**AIM OF THE TASK:** Write out each line exactly as given. Leave the pictures out of your copy.

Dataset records
========================================================================

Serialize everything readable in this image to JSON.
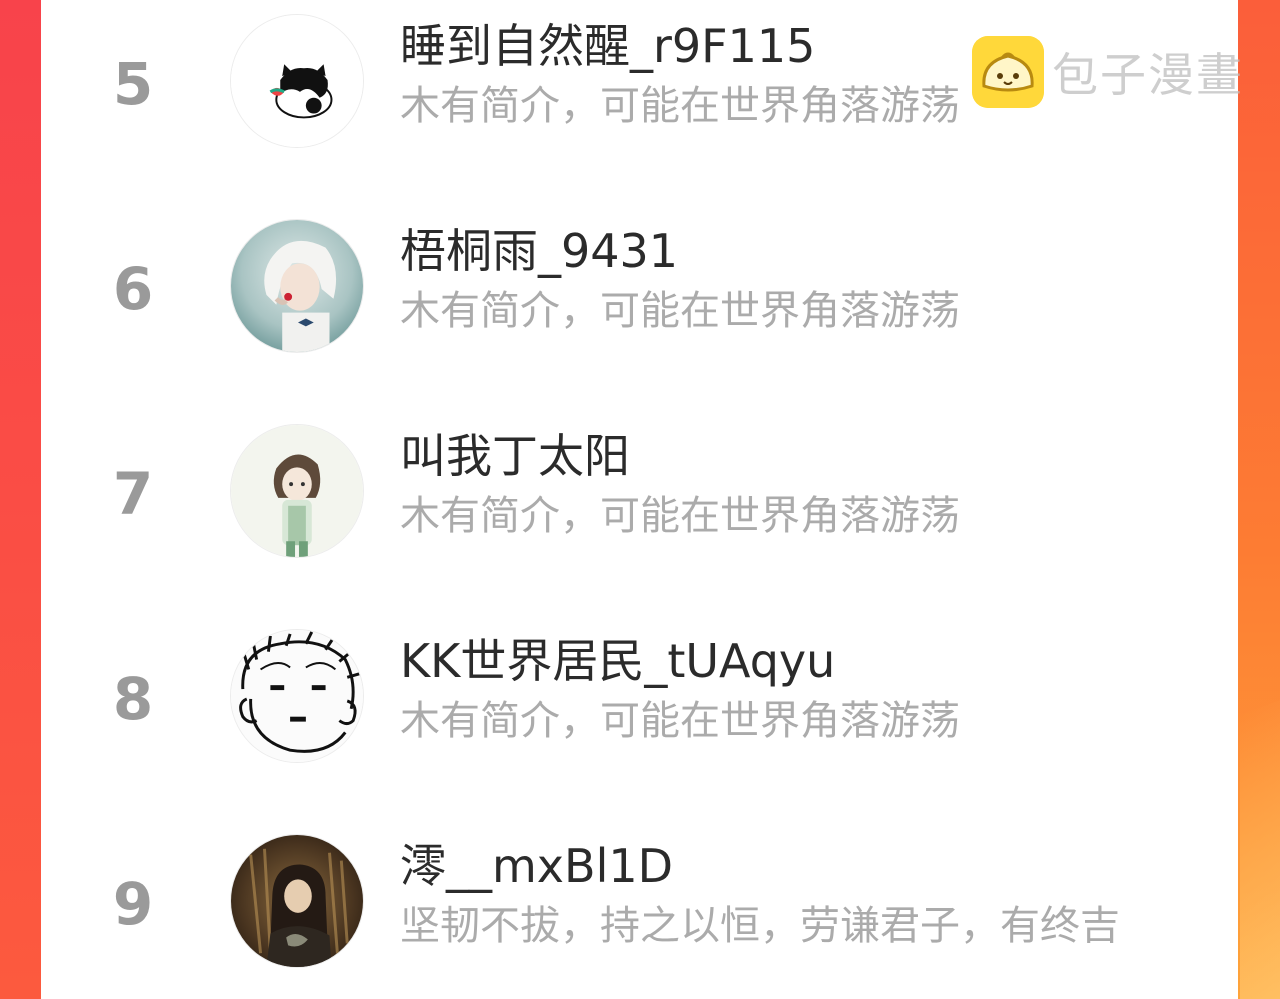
{
  "watermark": {
    "text": "包子漫畫",
    "logo_icon": "bun-logo-icon",
    "logo_color": "#ffd83a"
  },
  "theme": {
    "border_left": "#f8434b",
    "border_right": "#fd7c33",
    "rank_color": "#9a9a9a",
    "name_color": "#2b2b2b",
    "bio_color": "#ababab"
  },
  "ranking": [
    {
      "rank": "5",
      "username": "睡到自然醒_r9F115",
      "bio": "木有简介，可能在世界角落游荡",
      "avatar_icon": "cat-avatar-icon"
    },
    {
      "rank": "6",
      "username": "梧桐雨_9431",
      "bio": "木有简介，可能在世界角落游荡",
      "avatar_icon": "anime-white-hair-avatar-icon"
    },
    {
      "rank": "7",
      "username": "叫我丁太阳",
      "bio": "木有简介，可能在世界角落游荡",
      "avatar_icon": "anime-girl-green-avatar-icon"
    },
    {
      "rank": "8",
      "username": "KK世界居民_tUAqyu",
      "bio": "木有简介，可能在世界角落游荡",
      "avatar_icon": "sketch-face-avatar-icon"
    },
    {
      "rank": "9",
      "username": "澪__mxBl1D",
      "bio": "坚韧不拔，持之以恒，劳谦君子，有终吉",
      "avatar_icon": "dark-anime-avatar-icon"
    }
  ]
}
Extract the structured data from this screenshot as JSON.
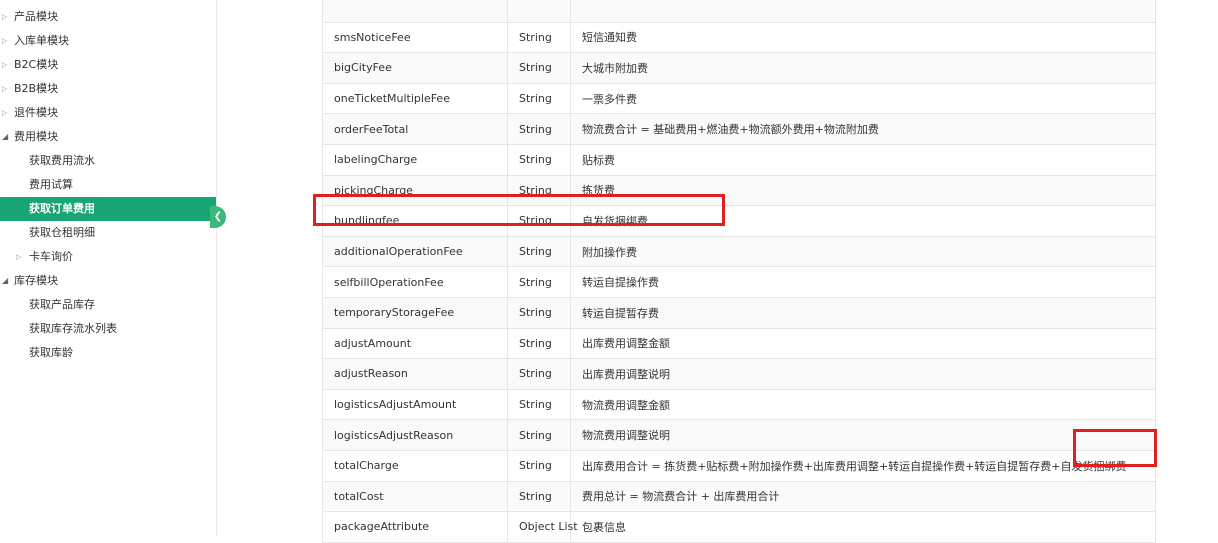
{
  "sidebar": {
    "items": [
      {
        "label": "产品模块",
        "level": 0,
        "arrow": "collapsed"
      },
      {
        "label": "入库单模块",
        "level": 0,
        "arrow": "collapsed"
      },
      {
        "label": "B2C模块",
        "level": 0,
        "arrow": "collapsed"
      },
      {
        "label": "B2B模块",
        "level": 0,
        "arrow": "collapsed"
      },
      {
        "label": "退件模块",
        "level": 0,
        "arrow": "collapsed"
      },
      {
        "label": "费用模块",
        "level": 0,
        "arrow": "expanded"
      },
      {
        "label": "获取费用流水",
        "level": 1
      },
      {
        "label": "费用试算",
        "level": 1
      },
      {
        "label": "获取订单费用",
        "level": 1,
        "active": true
      },
      {
        "label": "获取仓租明细",
        "level": 1
      },
      {
        "label": "卡车询价",
        "level": 1,
        "arrow": "collapsed"
      },
      {
        "label": "库存模块",
        "level": 0,
        "arrow": "expanded"
      },
      {
        "label": "获取产品库存",
        "level": 1
      },
      {
        "label": "获取库存流水列表",
        "level": 1
      },
      {
        "label": "获取库龄",
        "level": 1
      }
    ],
    "collapse_icon": "chevron-left-icon",
    "accent_color": "#17a673"
  },
  "table": {
    "rows": [
      {
        "name": "",
        "type": "",
        "desc": ""
      },
      {
        "name": "smsNoticeFee",
        "type": "String",
        "desc": "短信通知费"
      },
      {
        "name": "bigCityFee",
        "type": "String",
        "desc": "大城市附加费"
      },
      {
        "name": "oneTicketMultipleFee",
        "type": "String",
        "desc": "一票多件费"
      },
      {
        "name": "orderFeeTotal",
        "type": "String",
        "desc": "物流费合计 = 基础费用+燃油费+物流额外费用+物流附加费"
      },
      {
        "name": "labelingCharge",
        "type": "String",
        "desc": "贴标费"
      },
      {
        "name": "pickingCharge",
        "type": "String",
        "desc": "拣货费"
      },
      {
        "name": "bundlingfee",
        "type": "String",
        "desc": "自发货捆绑费"
      },
      {
        "name": "additionalOperationFee",
        "type": "String",
        "desc": "附加操作费"
      },
      {
        "name": "selfbillOperationFee",
        "type": "String",
        "desc": "转运自提操作费"
      },
      {
        "name": "temporaryStorageFee",
        "type": "String",
        "desc": "转运自提暂存费"
      },
      {
        "name": "adjustAmount",
        "type": "String",
        "desc": "出库费用调整金额"
      },
      {
        "name": "adjustReason",
        "type": "String",
        "desc": "出库费用调整说明"
      },
      {
        "name": "logisticsAdjustAmount",
        "type": "String",
        "desc": "物流费用调整金额"
      },
      {
        "name": "logisticsAdjustReason",
        "type": "String",
        "desc": "物流费用调整说明"
      },
      {
        "name": "totalCharge",
        "type": "String",
        "desc": "出库费用合计 = 拣货费+贴标费+附加操作费+出库费用调整+转运自提操作费+转运自提暂存费+自发货捆绑费"
      },
      {
        "name": "totalCost",
        "type": "String",
        "desc": "费用总计 = 物流费合计 + 出库费用合计"
      },
      {
        "name": "packageAttribute",
        "type": "Object List",
        "desc": "包裹信息"
      }
    ],
    "highlight_color": "#e02020"
  }
}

========================================================================

**EXPECTED ANSWER:**
Serialize everything readable in this image to JSON.
{
  "watermark": {
    "text": "包子漫畫",
    "logo_icon": "bun-logo-icon",
    "logo_color": "#ffd83a"
  },
  "theme": {
    "border_left": "#f8434b",
    "border_right": "#fd7c33",
    "rank_color": "#9a9a9a",
    "name_color": "#2b2b2b",
    "bio_color": "#ababab"
  },
  "ranking": [
    {
      "rank": "5",
      "username": "睡到自然醒_r9F115",
      "bio": "木有简介，可能在世界角落游荡",
      "avatar_icon": "cat-avatar-icon"
    },
    {
      "rank": "6",
      "username": "梧桐雨_9431",
      "bio": "木有简介，可能在世界角落游荡",
      "avatar_icon": "anime-white-hair-avatar-icon"
    },
    {
      "rank": "7",
      "username": "叫我丁太阳",
      "bio": "木有简介，可能在世界角落游荡",
      "avatar_icon": "anime-girl-green-avatar-icon"
    },
    {
      "rank": "8",
      "username": "KK世界居民_tUAqyu",
      "bio": "木有简介，可能在世界角落游荡",
      "avatar_icon": "sketch-face-avatar-icon"
    },
    {
      "rank": "9",
      "username": "澪__mxBl1D",
      "bio": "坚韧不拔，持之以恒，劳谦君子，有终吉",
      "avatar_icon": "dark-anime-avatar-icon"
    }
  ]
}
Extract the structured data from this screenshot as JSON.
{
  "sidebar": {
    "items": [
      {
        "label": "产品模块",
        "level": 0,
        "arrow": "collapsed"
      },
      {
        "label": "入库单模块",
        "level": 0,
        "arrow": "collapsed"
      },
      {
        "label": "B2C模块",
        "level": 0,
        "arrow": "collapsed"
      },
      {
        "label": "B2B模块",
        "level": 0,
        "arrow": "collapsed"
      },
      {
        "label": "退件模块",
        "level": 0,
        "arrow": "collapsed"
      },
      {
        "label": "费用模块",
        "level": 0,
        "arrow": "expanded"
      },
      {
        "label": "获取费用流水",
        "level": 1
      },
      {
        "label": "费用试算",
        "level": 1
      },
      {
        "label": "获取订单费用",
        "level": 1,
        "active": true
      },
      {
        "label": "获取仓租明细",
        "level": 1
      },
      {
        "label": "卡车询价",
        "level": 1,
        "arrow": "collapsed"
      },
      {
        "label": "库存模块",
        "level": 0,
        "arrow": "expanded"
      },
      {
        "label": "获取产品库存",
        "level": 1
      },
      {
        "label": "获取库存流水列表",
        "level": 1
      },
      {
        "label": "获取库龄",
        "level": 1
      }
    ],
    "collapse_icon": "chevron-left-icon",
    "accent_color": "#17a673"
  },
  "table": {
    "rows": [
      {
        "name": "",
        "type": "",
        "desc": ""
      },
      {
        "name": "smsNoticeFee",
        "type": "String",
        "desc": "短信通知费"
      },
      {
        "name": "bigCityFee",
        "type": "String",
        "desc": "大城市附加费"
      },
      {
        "name": "oneTicketMultipleFee",
        "type": "String",
        "desc": "一票多件费"
      },
      {
        "name": "orderFeeTotal",
        "type": "String",
        "desc": "物流费合计 = 基础费用+燃油费+物流额外费用+物流附加费"
      },
      {
        "name": "labelingCharge",
        "type": "String",
        "desc": "贴标费"
      },
      {
        "name": "pickingCharge",
        "type": "String",
        "desc": "拣货费"
      },
      {
        "name": "bundlingfee",
        "type": "String",
        "desc": "自发货捆绑费"
      },
      {
        "name": "additionalOperationFee",
        "type": "String",
        "desc": "附加操作费"
      },
      {
        "name": "selfbillOperationFee",
        "type": "String",
        "desc": "转运自提操作费"
      },
      {
        "name": "temporaryStorageFee",
        "type": "String",
        "desc": "转运自提暂存费"
      },
      {
        "name": "adjustAmount",
        "type": "String",
        "desc": "出库费用调整金额"
      },
      {
        "name": "adjustReason",
        "type": "String",
        "desc": "出库费用调整说明"
      },
      {
        "name": "logisticsAdjustAmount",
        "type": "String",
        "desc": "物流费用调整金额"
      },
      {
        "name": "logisticsAdjustReason",
        "type": "String",
        "desc": "物流费用调整说明"
      },
      {
        "name": "totalCharge",
        "type": "String",
        "desc": "出库费用合计 = 拣货费+贴标费+附加操作费+出库费用调整+转运自提操作费+转运自提暂存费+自发货捆绑费"
      },
      {
        "name": "totalCost",
        "type": "String",
        "desc": "费用总计 = 物流费合计 + 出库费用合计"
      },
      {
        "name": "packageAttribute",
        "type": "Object List",
        "desc": "包裹信息"
      }
    ],
    "highlight_color": "#e02020"
  }
}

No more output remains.